# WHAT IS NEEDED
List each line of the data that holds the string "till".

# RECORDS FOR THE TASK
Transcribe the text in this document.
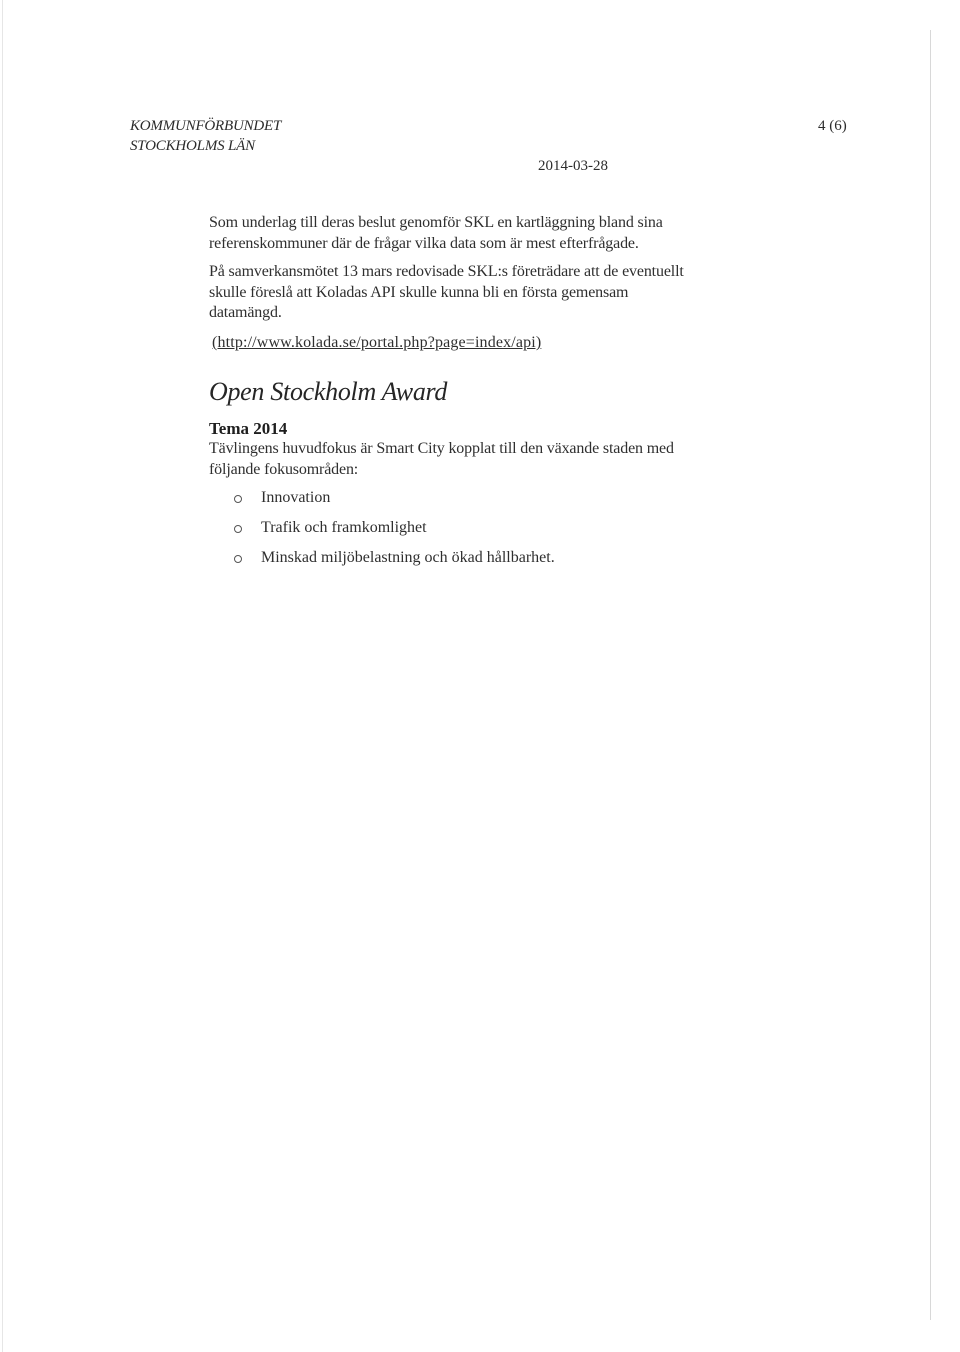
KOMMUNFÖRBUNDET
STOCKHOLMS LÄN
4 (6)
2014-03-28
Som underlag till deras beslut genomför SKL en kartläggning bland sina
referenskommuner där de frågar vilka data som är mest efterfrågade.
På samverkansmötet 13 mars redovisade SKL:s företrädare att de eventuellt
skulle föreslå att Koladas API skulle kunna bli en första gemensam
datamängd.
(http://www.kolada.se/portal.php?page=index/api)
Open Stockholm Award
Tema 2014
Tävlingens huvudfokus är Smart City kopplat till den växande staden med
följande fokusområden:
Innovation
Trafik och framkomlighet
Minskad miljöbelastning och ökad hållbarhet.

# TASK RESPONSE
Som underlag till deras beslut genomför SKL en kartläggning bland sina
Tävlingens huvudfokus är Smart City kopplat till den växande staden med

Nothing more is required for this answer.